REQUEST
Retype each line of the material exactly, please, skipping any picture in it.

[Dataset items]
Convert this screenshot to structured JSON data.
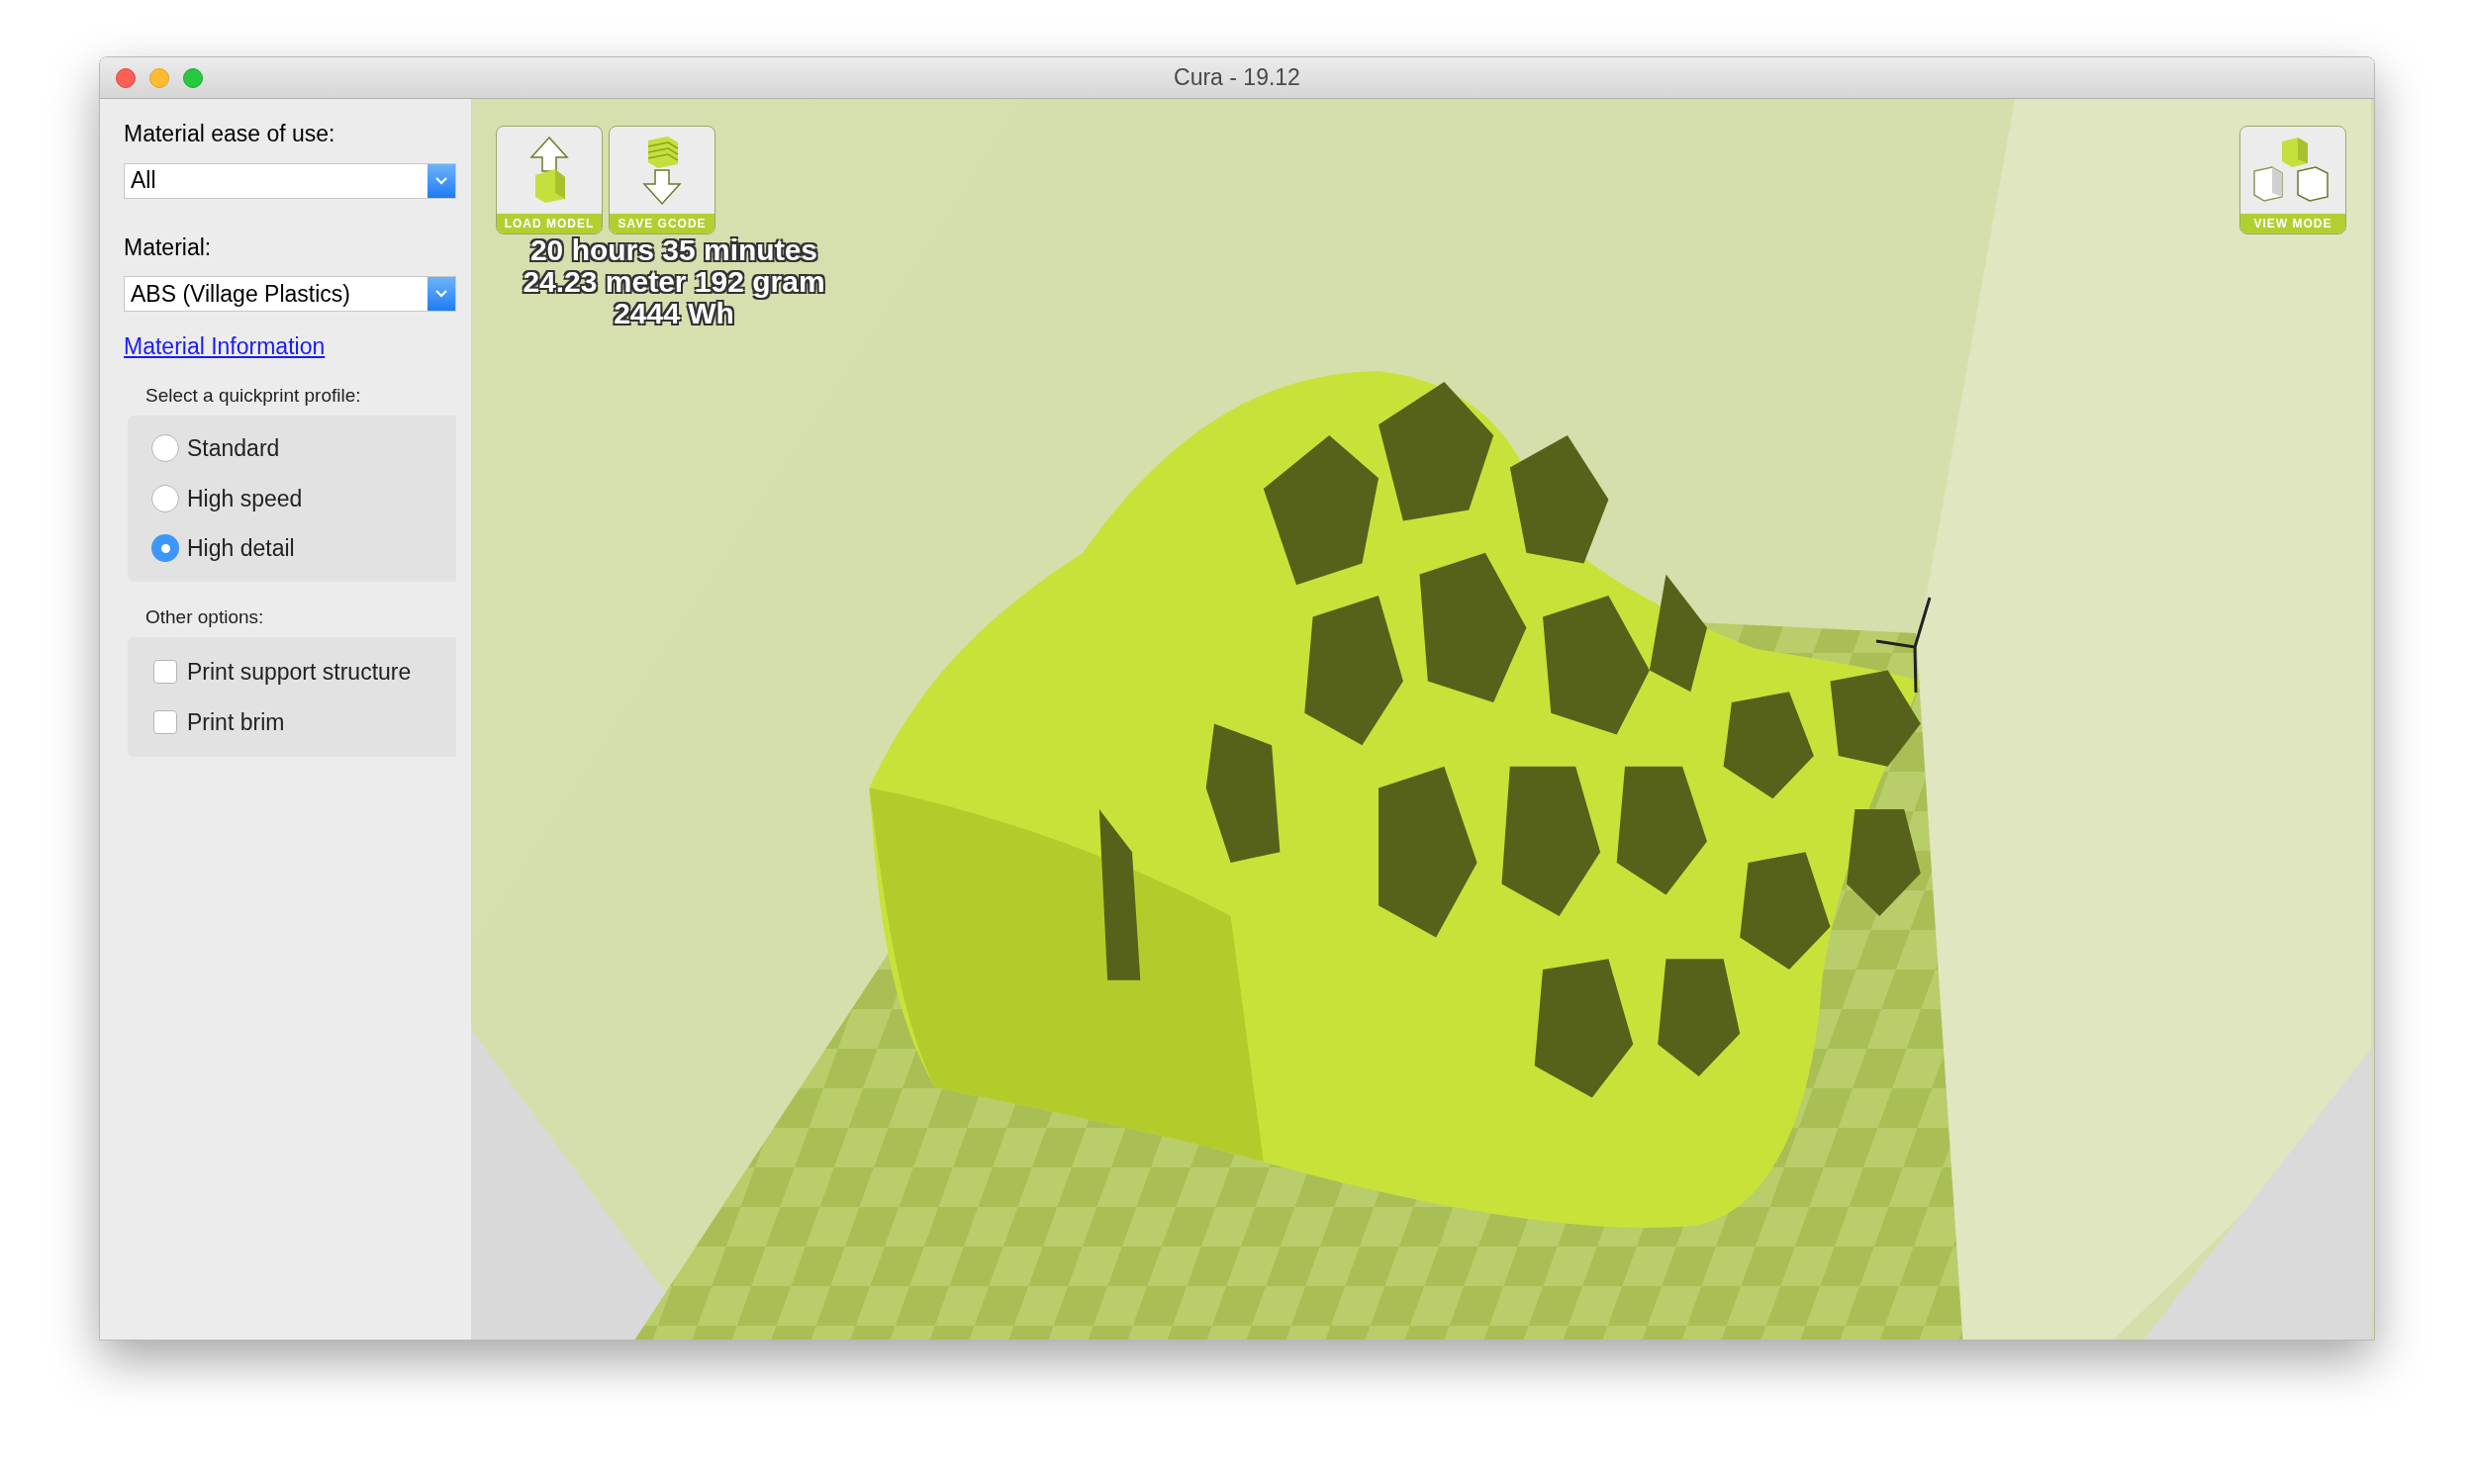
{
  "window": {
    "title": "Cura - 19.12"
  },
  "sidebar": {
    "ease_label": "Material ease of use:",
    "ease_value": "All",
    "material_label": "Material:",
    "material_value": "ABS (Village Plastics)",
    "material_link": "Material Information",
    "profile_group": {
      "title": "Select a quickprint profile:",
      "options": [
        {
          "label": "Standard",
          "selected": false
        },
        {
          "label": "High speed",
          "selected": false
        },
        {
          "label": "High detail",
          "selected": true
        }
      ]
    },
    "other_group": {
      "title": "Other options:",
      "options": [
        {
          "label": "Print support structure",
          "checked": false
        },
        {
          "label": "Print brim",
          "checked": false
        }
      ]
    }
  },
  "toolbar": {
    "buttons": [
      {
        "kind": "load",
        "label": "LOAD MODEL"
      },
      {
        "kind": "save",
        "label": "SAVE GCODE"
      }
    ]
  },
  "print_stats": [
    "20 hours 35 minutes",
    "24.23 meter 192 gram",
    "2444 Wh"
  ],
  "view_mode": {
    "label": "VIEW MODE"
  }
}
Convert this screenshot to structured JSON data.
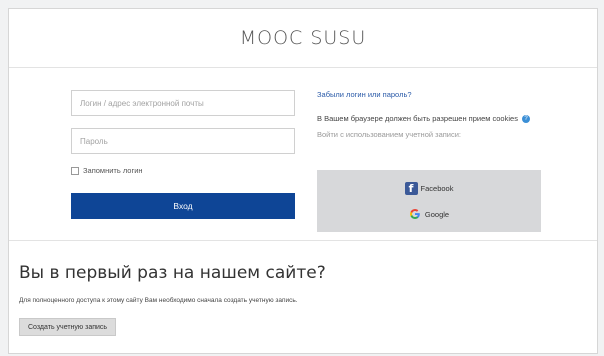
{
  "site": {
    "title": "MOOC SUSU"
  },
  "login": {
    "username_placeholder": "Логин / адрес электронной почты",
    "password_placeholder": "Пароль",
    "remember_label": "Запомнить логин",
    "login_button": "Вход"
  },
  "side": {
    "forgot_link": "Забыли логин или пароль?",
    "cookies_note": "В Вашем браузере должен быть разрешен прием cookies",
    "social_caption": "Войти с использованием учетной записи:",
    "facebook_label": "Facebook",
    "google_label": "Google"
  },
  "first_time": {
    "title": "Вы в первый раз на нашем сайте?",
    "description": "Для полноценного доступа к этому сайту Вам необходимо сначала создать учетную запись.",
    "create_button": "Создать учетную запись"
  },
  "colors": {
    "login_button": "#0e4596",
    "link": "#2a5aa8",
    "social_panel": "#d7d8da",
    "facebook": "#3b5998"
  },
  "icons": {
    "help": "question-circle-icon",
    "facebook": "facebook-f-icon",
    "google": "google-g-icon"
  }
}
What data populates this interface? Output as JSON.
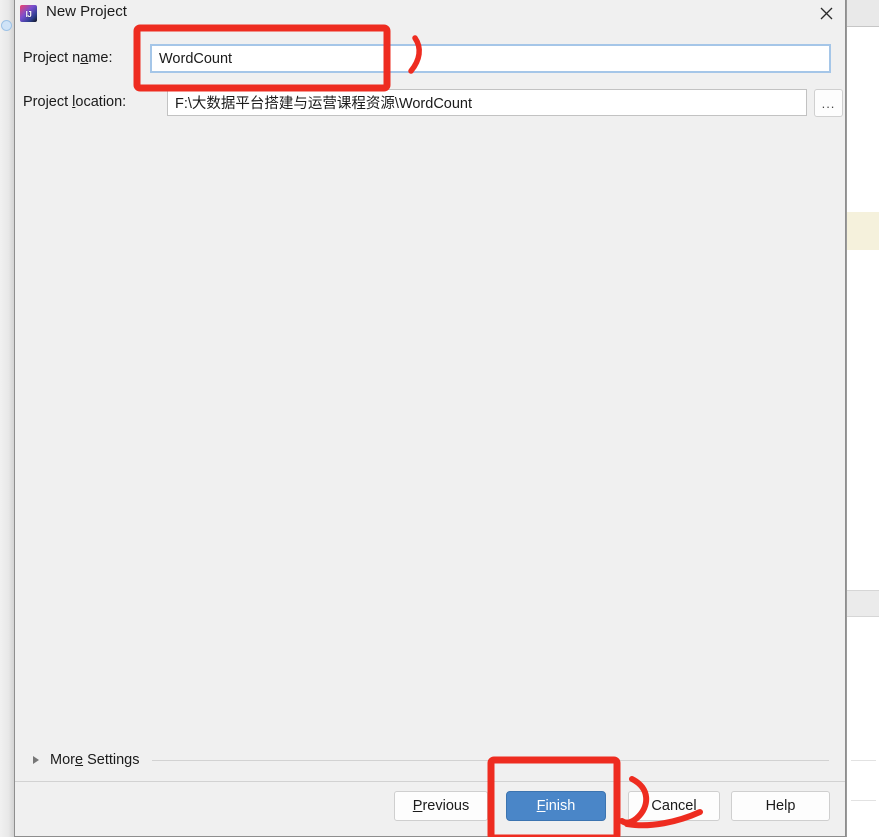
{
  "window": {
    "title": "New Project",
    "icon": "intellij-idea-icon",
    "icon_text": "IJ",
    "close_label": "✕"
  },
  "form": {
    "project_name": {
      "label_prefix": "Project n",
      "label_mnemonic": "a",
      "label_suffix": "me:",
      "value": "WordCount",
      "placeholder": ""
    },
    "project_location": {
      "label_prefix": "Project ",
      "label_mnemonic": "l",
      "label_suffix": "ocation:",
      "value": "F:\\大数据平台搭建与运营课程资源\\WordCount",
      "placeholder": "",
      "browse_label": "..."
    }
  },
  "more_settings": {
    "label_prefix": "Mor",
    "label_mnemonic": "e",
    "label_suffix": " Settings",
    "expanded": false,
    "chevron_icon": "chevron-right-icon"
  },
  "footer": {
    "buttons": [
      {
        "name": "previous",
        "prefix": "",
        "mnemonic": "P",
        "suffix": "revious",
        "primary": false
      },
      {
        "name": "finish",
        "prefix": "",
        "mnemonic": "F",
        "suffix": "inish",
        "primary": true
      },
      {
        "name": "cancel",
        "prefix": "",
        "mnemonic": "",
        "suffix": "Cancel",
        "primary": false
      },
      {
        "name": "help",
        "prefix": "",
        "mnemonic": "",
        "suffix": "Help",
        "primary": false
      }
    ]
  },
  "annotations": {
    "color": "#ee2c20",
    "items": [
      {
        "name": "name-field-highlight-box",
        "shape": "rect"
      },
      {
        "name": "name-field-pointer-stroke",
        "shape": "stroke"
      },
      {
        "name": "finish-button-highlight-box",
        "shape": "rect"
      },
      {
        "name": "cancel-button-pointer-arrow",
        "shape": "arrow"
      }
    ]
  },
  "colors": {
    "accent": "#4a86c8",
    "dialog_bg": "#f0f0f0",
    "annotation_red": "#ee2c20",
    "input_focus_border": "#a5c6e8"
  }
}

RESPONSE TO THIS TASK
Convert this screenshot to structured JSON data.
{
  "window": {
    "title": "Cura - 19.12"
  },
  "sidebar": {
    "ease_label": "Material ease of use:",
    "ease_value": "All",
    "material_label": "Material:",
    "material_value": "ABS (Village Plastics)",
    "material_link": "Material Information",
    "profile_group": {
      "title": "Select a quickprint profile:",
      "options": [
        {
          "label": "Standard",
          "selected": false
        },
        {
          "label": "High speed",
          "selected": false
        },
        {
          "label": "High detail",
          "selected": true
        }
      ]
    },
    "other_group": {
      "title": "Other options:",
      "options": [
        {
          "label": "Print support structure",
          "checked": false
        },
        {
          "label": "Print brim",
          "checked": false
        }
      ]
    }
  },
  "toolbar": {
    "buttons": [
      {
        "kind": "load",
        "label": "LOAD MODEL"
      },
      {
        "kind": "save",
        "label": "SAVE GCODE"
      }
    ]
  },
  "print_stats": [
    "20 hours 35 minutes",
    "24.23 meter 192 gram",
    "2444 Wh"
  ],
  "view_mode": {
    "label": "VIEW MODE"
  }
}
Convert this screenshot to structured JSON data.
{
  "site": {
    "title": "MOOC SUSU"
  },
  "login": {
    "username_placeholder": "Логин / адрес электронной почты",
    "password_placeholder": "Пароль",
    "remember_label": "Запомнить логин",
    "login_button": "Вход"
  },
  "side": {
    "forgot_link": "Забыли логин или пароль?",
    "cookies_note": "В Вашем браузере должен быть разрешен прием cookies",
    "social_caption": "Войти с использованием учетной записи:",
    "facebook_label": "Facebook",
    "google_label": "Google"
  },
  "first_time": {
    "title": "Вы в первый раз на нашем сайте?",
    "description": "Для полноценного доступа к этому сайту Вам необходимо сначала создать учетную запись.",
    "create_button": "Создать учетную запись"
  },
  "colors": {
    "login_button": "#0e4596",
    "link": "#2a5aa8",
    "social_panel": "#d7d8da",
    "facebook": "#3b5998"
  },
  "icons": {
    "help": "question-circle-icon",
    "facebook": "facebook-f-icon",
    "google": "google-g-icon"
  }
}
What data populates this interface? Output as JSON.
{
  "window": {
    "title": "New Project",
    "icon": "intellij-idea-icon",
    "icon_text": "IJ",
    "close_label": "✕"
  },
  "form": {
    "project_name": {
      "label_prefix": "Project n",
      "label_mnemonic": "a",
      "label_suffix": "me:",
      "value": "WordCount",
      "placeholder": ""
    },
    "project_location": {
      "label_prefix": "Project ",
      "label_mnemonic": "l",
      "label_suffix": "ocation:",
      "value": "F:\\大数据平台搭建与运营课程资源\\WordCount",
      "placeholder": "",
      "browse_label": "..."
    }
  },
  "more_settings": {
    "label_prefix": "Mor",
    "label_mnemonic": "e",
    "label_suffix": " Settings",
    "expanded": false,
    "chevron_icon": "chevron-right-icon"
  },
  "footer": {
    "buttons": [
      {
        "name": "previous",
        "prefix": "",
        "mnemonic": "P",
        "suffix": "revious",
        "primary": false
      },
      {
        "name": "finish",
        "prefix": "",
        "mnemonic": "F",
        "suffix": "inish",
        "primary": true
      },
      {
        "name": "cancel",
        "prefix": "",
        "mnemonic": "",
        "suffix": "Cancel",
        "primary": false
      },
      {
        "name": "help",
        "prefix": "",
        "mnemonic": "",
        "suffix": "Help",
        "primary": false
      }
    ]
  },
  "annotations": {
    "color": "#ee2c20",
    "items": [
      {
        "name": "name-field-highlight-box",
        "shape": "rect"
      },
      {
        "name": "name-field-pointer-stroke",
        "shape": "stroke"
      },
      {
        "name": "finish-button-highlight-box",
        "shape": "rect"
      },
      {
        "name": "cancel-button-pointer-arrow",
        "shape": "arrow"
      }
    ]
  },
  "colors": {
    "accent": "#4a86c8",
    "dialog_bg": "#f0f0f0",
    "annotation_red": "#ee2c20",
    "input_focus_border": "#a5c6e8"
  }
}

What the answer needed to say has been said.